Once the pictures are set aside, transcribe the remaining data exactly.

==== STORED DATA

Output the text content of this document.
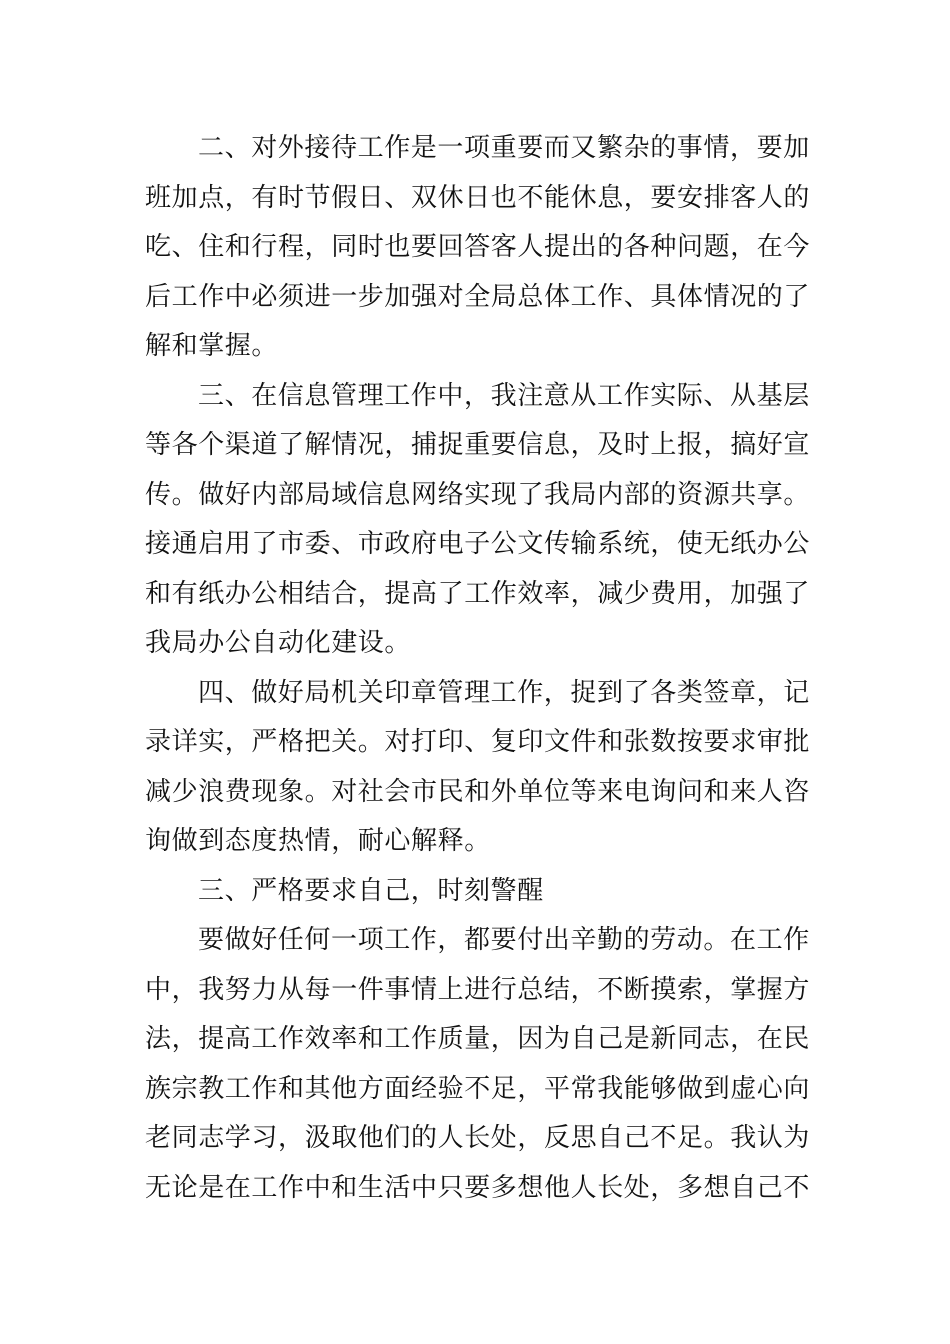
二、对外接待工作是一项重要而又繁杂的事情，要加
班加点，有时节假日、双休日也不能休息，要安排客人的
吃、住和行程，同时也要回答客人提出的各种问题，在今
后工作中必须进一步加强对全局总体工作、具体情况的了
解和掌握。
三、在信息管理工作中，我注意从工作实际、从基层
等各个渠道了解情况，捕捉重要信息，及时上报，搞好宣
传。做好内部局域信息网络实现了我局内部的资源共享。
接通启用了市委、市政府电子公文传输系统，使无纸办公
和有纸办公相结合，提高了工作效率，减少费用，加强了
我局办公自动化建设。
四、做好局机关印章管理工作，捉到了各类签章，记
录详实，严格把关。对打印、复印文件和张数按要求审批
减少浪费现象。对社会市民和外单位等来电询问和来人咨
询做到态度热情，耐心解释。
三、严格要求自己，时刻警醒
要做好任何一项工作，都要付出辛勤的劳动。在工作
中，我努力从每一件事情上进行总结，不断摸索，掌握方
法，提高工作效率和工作质量，因为自己是新同志，在民
族宗教工作和其他方面经验不足，平常我能够做到虚心向
老同志学习，汲取他们的人长处，反思自己不足。我认为
无论是在工作中和生活中只要多想他人长处，多想自己不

========

WORKED ANSWER:
Output the text content of this document.
二、对外接待工作是一项重要而又繁杂的事情，要加
班加点，有时节假日、双休日也不能休息，要安排客人的
吃、住和行程，同时也要回答客人提出的各种问题，在今
后工作中必须进一步加强对全局总体工作、具体情况的了
解和掌握。
三、在信息管理工作中，我注意从工作实际、从基层
等各个渠道了解情况，捕捉重要信息，及时上报，搞好宣
传。做好内部局域信息网络实现了我局内部的资源共享。
接通启用了市委、市政府电子公文传输系统，使无纸办公
和有纸办公相结合，提高了工作效率，减少费用，加强了
我局办公自动化建设。
四、做好局机关印章管理工作，捉到了各类签章，记
录详实，严格把关。对打印、复印文件和张数按要求审批
减少浪费现象。对社会市民和外单位等来电询问和来人咨
询做到态度热情，耐心解释。
三、严格要求自己，时刻警醒
要做好任何一项工作，都要付出辛勤的劳动。在工作
中，我努力从每一件事情上进行总结，不断摸索，掌握方
法，提高工作效率和工作质量，因为自己是新同志，在民
族宗教工作和其他方面经验不足，平常我能够做到虚心向
老同志学习，汲取他们的人长处，反思自己不足。我认为
无论是在工作中和生活中只要多想他人长处，多想自己不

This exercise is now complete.